_What this task involves_.
Set down, word for word, the stretch of lines from the one containing "Output a JSON" to the end of the records below.

[Start of Given information]

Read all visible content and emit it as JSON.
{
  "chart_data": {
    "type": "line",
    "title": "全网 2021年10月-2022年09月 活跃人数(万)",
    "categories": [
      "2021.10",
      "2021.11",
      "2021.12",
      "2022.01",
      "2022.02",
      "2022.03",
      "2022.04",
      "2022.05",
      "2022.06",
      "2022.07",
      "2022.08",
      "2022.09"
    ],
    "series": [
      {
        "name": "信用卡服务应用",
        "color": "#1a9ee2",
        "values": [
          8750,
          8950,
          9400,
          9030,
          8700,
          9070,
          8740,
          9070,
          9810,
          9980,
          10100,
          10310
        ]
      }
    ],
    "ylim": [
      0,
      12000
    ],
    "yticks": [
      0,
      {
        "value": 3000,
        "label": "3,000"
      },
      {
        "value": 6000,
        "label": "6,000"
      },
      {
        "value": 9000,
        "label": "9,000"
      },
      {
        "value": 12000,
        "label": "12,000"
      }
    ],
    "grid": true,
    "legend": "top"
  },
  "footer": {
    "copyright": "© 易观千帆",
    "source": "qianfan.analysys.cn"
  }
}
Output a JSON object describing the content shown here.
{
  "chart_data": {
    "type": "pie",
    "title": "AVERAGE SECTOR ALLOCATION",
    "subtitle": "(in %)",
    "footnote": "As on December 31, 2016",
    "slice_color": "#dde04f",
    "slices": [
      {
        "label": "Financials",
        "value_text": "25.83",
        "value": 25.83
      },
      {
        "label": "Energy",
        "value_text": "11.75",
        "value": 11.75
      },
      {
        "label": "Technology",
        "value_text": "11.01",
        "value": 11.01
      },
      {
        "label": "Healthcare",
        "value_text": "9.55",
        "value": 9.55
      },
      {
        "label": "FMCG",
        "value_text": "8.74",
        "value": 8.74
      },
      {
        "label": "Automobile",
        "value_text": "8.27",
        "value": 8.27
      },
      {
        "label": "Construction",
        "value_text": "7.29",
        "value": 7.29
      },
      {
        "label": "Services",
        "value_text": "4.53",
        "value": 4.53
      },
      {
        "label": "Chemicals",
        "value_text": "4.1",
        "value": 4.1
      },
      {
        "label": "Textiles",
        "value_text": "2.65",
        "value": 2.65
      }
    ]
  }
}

[End of Given information]

_Task solution_.
Output a JSON object describing the content shown here.
{
  "chart_data": {
    "type": "pie",
    "title": "AVERAGE SECTOR ALLOCATION",
    "subtitle": "(in %)",
    "footnote": "As on December 31, 2016",
    "slice_color": "#dde04f",
    "slices": [
      {
        "label": "Financials",
        "value_text": "25.83",
        "value": 25.83
      },
      {
        "label": "Energy",
        "value_text": "11.75",
        "value": 11.75
      },
      {
        "label": "Technology",
        "value_text": "11.01",
        "value": 11.01
      },
      {
        "label": "Healthcare",
        "value_text": "9.55",
        "value": 9.55
      },
      {
        "label": "FMCG",
        "value_text": "8.74",
        "value": 8.74
      },
      {
        "label": "Automobile",
        "value_text": "8.27",
        "value": 8.27
      },
      {
        "label": "Construction",
        "value_text": "7.29",
        "value": 7.29
      },
      {
        "label": "Services",
        "value_text": "4.53",
        "value": 4.53
      },
      {
        "label": "Chemicals",
        "value_text": "4.1",
        "value": 4.1
      },
      {
        "label": "Textiles",
        "value_text": "2.65",
        "value": 2.65
      }
    ]
  }
}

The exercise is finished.